= Set task =
Copy every line of the entries below exactly, leaving out the pictures.

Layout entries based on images

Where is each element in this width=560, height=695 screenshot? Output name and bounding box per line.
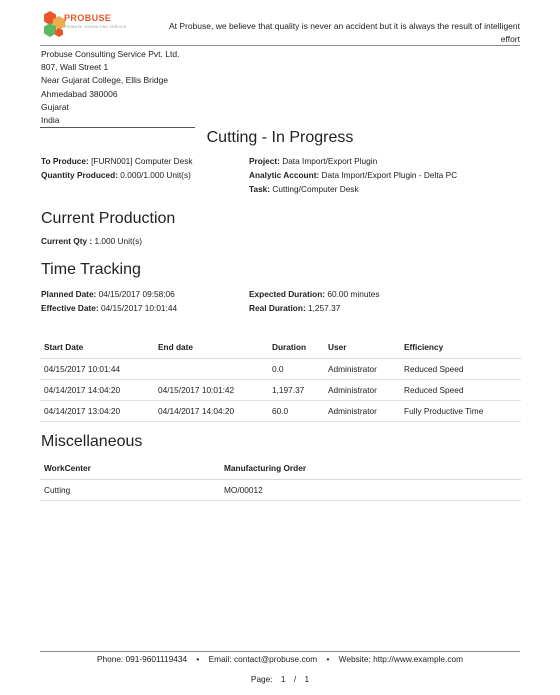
- header-divider: [40, 45, 520, 46]
- user-cell: Administrator: [324, 400, 400, 422]
- task-field: Task: Cutting/Computer Desk: [249, 182, 359, 196]
- current-production-heading: Current Production: [41, 210, 176, 227]
- expected-duration-value: 60.00 minutes: [327, 289, 380, 299]
- user-cell: Administrator: [324, 379, 400, 401]
- effective-date-label: Effective Date:: [41, 303, 99, 313]
- column-header: End date: [154, 337, 268, 359]
- efficiency-cell: Reduced Speed: [400, 358, 521, 380]
- company-tagline: At Probuse, we believe that quality is n…: [168, 21, 520, 44]
- duration-cell: 60.0: [268, 400, 324, 422]
- start-date-cell: 04/14/2017 14:04:20: [40, 379, 154, 401]
- report-header: PROBUSE PROBUSE CONSULTING SERVICE At Pr…: [0, 0, 560, 50]
- user-cell: Administrator: [324, 358, 400, 380]
- end-date-cell: 04/14/2017 14:04:20: [154, 400, 268, 422]
- manufacturing-order-cell: MO/00012: [220, 479, 521, 501]
- analytic-account-value: Data Import/Export Plugin - Delta PC: [321, 170, 458, 180]
- start-date-cell: 04/15/2017 10:01:44: [40, 358, 154, 380]
- effective-date-field: Effective Date: 04/15/2017 10:01:44: [41, 301, 177, 315]
- planned-date-value: 04/15/2017 09:58:06: [98, 289, 175, 299]
- footer-divider: [40, 651, 520, 652]
- report-page: PROBUSE PROBUSE CONSULTING SERVICE At Pr…: [0, 0, 560, 695]
- time-tracking-table: Start Date End date Duration User Effici…: [40, 337, 521, 422]
- quantity-produced-field: Quantity Produced: 0.000/1.000 Unit(s): [41, 168, 191, 182]
- project-value: Data Import/Export Plugin: [282, 156, 378, 166]
- table-header-row: WorkCenter Manufacturing Order: [40, 458, 521, 480]
- brand-name: PROBUSE: [64, 13, 112, 23]
- real-duration-label: Real Duration:: [249, 303, 306, 313]
- page-label: Page:: [250, 674, 273, 684]
- task-value: Cutting/Computer Desk: [272, 184, 359, 194]
- report-title: Cutting - In Progress: [206, 129, 354, 146]
- project-label: Project:: [249, 156, 280, 166]
- quantity-produced-value: 0.000/1.000 Unit(s): [120, 170, 191, 180]
- footer-email: Email: contact@probuse.com: [208, 654, 318, 664]
- project-field: Project: Data Import/Export Plugin: [249, 154, 377, 168]
- table-header-row: Start Date End date Duration User Effici…: [40, 337, 521, 359]
- efficiency-cell: Fully Productive Time: [400, 400, 521, 422]
- column-header: User: [324, 337, 400, 359]
- brand-subtitle: PROBUSE CONSULTING SERVICE: [64, 25, 127, 29]
- planned-date-label: Planned Date:: [41, 289, 97, 299]
- footer-website: Website: http://www.example.com: [338, 654, 464, 664]
- end-date-cell: [154, 358, 268, 380]
- quantity-produced-label: Quantity Produced:: [41, 170, 118, 180]
- to-produce-field: To Produce: [FURN001] Computer Desk: [41, 154, 193, 168]
- end-date-cell: 04/15/2017 10:01:42: [154, 379, 268, 401]
- table-row: 04/15/2017 10:01:44 0.0 Administrator Re…: [40, 358, 521, 380]
- analytic-account-label: Analytic Account:: [249, 170, 320, 180]
- company-street: 807, Wall Street 1: [41, 62, 109, 73]
- start-date-cell: 04/14/2017 13:04:20: [40, 400, 154, 422]
- column-header: WorkCenter: [40, 458, 220, 480]
- company-address: Probuse Consulting Service Pvt. Ltd. 807…: [41, 48, 211, 127]
- footer-separator: •: [196, 654, 200, 664]
- address-divider: [40, 127, 195, 128]
- expected-duration-field: Expected Duration: 60.00 minutes: [249, 287, 380, 301]
- task-label: Task:: [249, 184, 271, 194]
- page-separator: /: [293, 674, 297, 684]
- expected-duration-label: Expected Duration:: [249, 289, 326, 299]
- duration-cell: 1,197.37: [268, 379, 324, 401]
- column-header: Duration: [268, 337, 324, 359]
- effective-date-value: 04/15/2017 10:01:44: [100, 303, 178, 313]
- page-counter: Page: 1 / 1: [0, 674, 560, 684]
- column-header: Efficiency: [400, 337, 521, 359]
- page-total: 1: [304, 674, 310, 684]
- analytic-account-field: Analytic Account: Data Import/Export Plu…: [249, 168, 457, 182]
- to-produce-value: [FURN001] Computer Desk: [91, 156, 193, 166]
- page-current: 1: [280, 674, 286, 684]
- company-street2: Near Gujarat College, Ellis Bridge: [41, 75, 169, 86]
- report-footer: Phone: 091-9601119434 • Email: contact@p…: [0, 654, 560, 664]
- table-row: 04/14/2017 13:04:20 04/14/2017 14:04:20 …: [40, 400, 521, 422]
- efficiency-cell: Reduced Speed: [400, 379, 521, 401]
- footer-separator: •: [326, 654, 330, 664]
- current-qty-field: Current Qty : 1.000 Unit(s): [41, 234, 142, 248]
- current-qty-value: 1.000 Unit(s): [94, 236, 142, 246]
- planned-date-field: Planned Date: 04/15/2017 09:58:06: [41, 287, 175, 301]
- time-tracking-heading: Time Tracking: [41, 261, 141, 278]
- column-header: Manufacturing Order: [220, 458, 521, 480]
- real-duration-value: 1,257.37: [308, 303, 341, 313]
- duration-cell: 0.0: [268, 358, 324, 380]
- miscellaneous-heading: Miscellaneous: [41, 433, 143, 450]
- company-name: Probuse Consulting Service Pvt. Ltd.: [41, 49, 180, 59]
- company-city: Ahmedabad 380006: [41, 88, 118, 99]
- table-row: Cutting MO/00012: [40, 479, 521, 501]
- company-country: India: [41, 115, 60, 126]
- to-produce-label: To Produce:: [41, 156, 89, 166]
- footer-phone: Phone: 091-9601119434: [96, 654, 188, 664]
- column-header: Start Date: [40, 337, 154, 359]
- miscellaneous-table: WorkCenter Manufacturing Order Cutting M…: [40, 458, 521, 501]
- workcenter-cell: Cutting: [40, 479, 220, 501]
- real-duration-field: Real Duration: 1,257.37: [249, 301, 340, 315]
- table-row: 04/14/2017 14:04:20 04/15/2017 10:01:42 …: [40, 379, 521, 401]
- company-state: Gujarat: [41, 101, 69, 112]
- current-qty-label: Current Qty :: [41, 236, 93, 246]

= Solution to this task =
Where is each element in this width=560, height=695 screenshot? Output name and bounding box per line.
- header-divider: [40, 45, 520, 46]
- user-cell: Administrator: [324, 400, 400, 422]
- task-field: Task: Cutting/Computer Desk: [249, 182, 359, 196]
- current-production-heading: Current Production: [41, 210, 176, 227]
- expected-duration-value: 60.00 minutes: [327, 289, 380, 299]
- user-cell: Administrator: [324, 379, 400, 401]
- effective-date-label: Effective Date:: [41, 303, 99, 313]
- column-header: End date: [154, 337, 268, 359]
- efficiency-cell: Reduced Speed: [400, 358, 521, 380]
- company-tagline: At Probuse, we believe that quality is n…: [168, 21, 520, 44]
- duration-cell: 60.0: [268, 400, 324, 422]
- start-date-cell: 04/14/2017 14:04:20: [40, 379, 154, 401]
- report-header: PROBUSE PROBUSE CONSULTING SERVICE At Pr…: [0, 0, 560, 50]
- user-cell: Administrator: [324, 358, 400, 380]
- end-date-cell: 04/14/2017 14:04:20: [154, 400, 268, 422]
- manufacturing-order-cell: MO/00012: [220, 479, 521, 501]
- analytic-account-value: Data Import/Export Plugin - Delta PC: [321, 170, 458, 180]
- start-date-cell: 04/15/2017 10:01:44: [40, 358, 154, 380]
- effective-date-field: Effective Date: 04/15/2017 10:01:44: [41, 301, 177, 315]
- planned-date-value: 04/15/2017 09:58:06: [98, 289, 175, 299]
- footer-divider: [40, 651, 520, 652]
- report-page: PROBUSE PROBUSE CONSULTING SERVICE At Pr…: [0, 0, 560, 695]
- time-tracking-table: Start Date End date Duration User Effici…: [40, 337, 521, 422]
- quantity-produced-field: Quantity Produced: 0.000/1.000 Unit(s): [41, 168, 191, 182]
- project-value: Data Import/Export Plugin: [282, 156, 378, 166]
- table-header-row: WorkCenter Manufacturing Order: [40, 458, 521, 480]
- brand-name: PROBUSE: [64, 13, 112, 23]
- real-duration-label: Real Duration:: [249, 303, 306, 313]
- page-label: Page:: [250, 674, 273, 684]
- task-value: Cutting/Computer Desk: [272, 184, 359, 194]
- report-title: Cutting - In Progress: [206, 129, 354, 146]
- project-label: Project:: [249, 156, 280, 166]
- quantity-produced-value: 0.000/1.000 Unit(s): [120, 170, 191, 180]
- footer-email: Email: contact@probuse.com: [208, 654, 318, 664]
- project-field: Project: Data Import/Export Plugin: [249, 154, 377, 168]
- table-header-row: Start Date End date Duration User Effici…: [40, 337, 521, 359]
- efficiency-cell: Fully Productive Time: [400, 400, 521, 422]
- column-header: User: [324, 337, 400, 359]
- brand-subtitle: PROBUSE CONSULTING SERVICE: [64, 25, 127, 29]
- planned-date-label: Planned Date:: [41, 289, 97, 299]
- footer-website: Website: http://www.example.com: [338, 654, 464, 664]
- end-date-cell: [154, 358, 268, 380]
- quantity-produced-label: Quantity Produced:: [41, 170, 118, 180]
- to-produce-field: To Produce: [FURN001] Computer Desk: [41, 154, 193, 168]
- end-date-cell: 04/15/2017 10:01:42: [154, 379, 268, 401]
- table-row: 04/15/2017 10:01:44 0.0 Administrator Re…: [40, 358, 521, 380]
- analytic-account-label: Analytic Account:: [249, 170, 320, 180]
- company-street: 807, Wall Street 1: [41, 62, 109, 73]
- start-date-cell: 04/14/2017 13:04:20: [40, 400, 154, 422]
- column-header: WorkCenter: [40, 458, 220, 480]
- company-address: Probuse Consulting Service Pvt. Ltd. 807…: [41, 48, 211, 127]
- footer-separator: •: [196, 654, 200, 664]
- address-divider: [40, 127, 195, 128]
- expected-duration-field: Expected Duration: 60.00 minutes: [249, 287, 380, 301]
- task-label: Task:: [249, 184, 271, 194]
- page-separator: /: [293, 674, 297, 684]
- expected-duration-label: Expected Duration:: [249, 289, 326, 299]
- duration-cell: 1,197.37: [268, 379, 324, 401]
- column-header: Duration: [268, 337, 324, 359]
- effective-date-value: 04/15/2017 10:01:44: [100, 303, 178, 313]
- page-counter: Page: 1 / 1: [0, 674, 560, 684]
- column-header: Efficiency: [400, 337, 521, 359]
- page-total: 1: [304, 674, 310, 684]
- analytic-account-field: Analytic Account: Data Import/Export Plu…: [249, 168, 457, 182]
- to-produce-value: [FURN001] Computer Desk: [91, 156, 193, 166]
- page-current: 1: [280, 674, 286, 684]
- company-street2: Near Gujarat College, Ellis Bridge: [41, 75, 169, 86]
- report-footer: Phone: 091-9601119434 • Email: contact@p…: [0, 654, 560, 664]
- table-row: 04/14/2017 13:04:20 04/14/2017 14:04:20 …: [40, 400, 521, 422]
- efficiency-cell: Reduced Speed: [400, 379, 521, 401]
- footer-separator: •: [326, 654, 330, 664]
- current-qty-field: Current Qty : 1.000 Unit(s): [41, 234, 142, 248]
- current-qty-value: 1.000 Unit(s): [94, 236, 142, 246]
- planned-date-field: Planned Date: 04/15/2017 09:58:06: [41, 287, 175, 301]
- time-tracking-heading: Time Tracking: [41, 261, 141, 278]
- column-header: Manufacturing Order: [220, 458, 521, 480]
- real-duration-value: 1,257.37: [308, 303, 341, 313]
- duration-cell: 0.0: [268, 358, 324, 380]
- miscellaneous-heading: Miscellaneous: [41, 433, 143, 450]
- company-name: Probuse Consulting Service Pvt. Ltd.: [41, 49, 180, 59]
- company-city: Ahmedabad 380006: [41, 88, 118, 99]
- table-row: Cutting MO/00012: [40, 479, 521, 501]
- company-country: India: [41, 115, 60, 126]
- to-produce-label: To Produce:: [41, 156, 89, 166]
- footer-phone: Phone: 091-9601119434: [96, 654, 188, 664]
- column-header: Start Date: [40, 337, 154, 359]
- miscellaneous-table: WorkCenter Manufacturing Order Cutting M…: [40, 458, 521, 501]
- workcenter-cell: Cutting: [40, 479, 220, 501]
- real-duration-field: Real Duration: 1,257.37: [249, 301, 340, 315]
- table-row: 04/14/2017 14:04:20 04/15/2017 10:01:42 …: [40, 379, 521, 401]
- company-state: Gujarat: [41, 101, 69, 112]
- current-qty-label: Current Qty :: [41, 236, 93, 246]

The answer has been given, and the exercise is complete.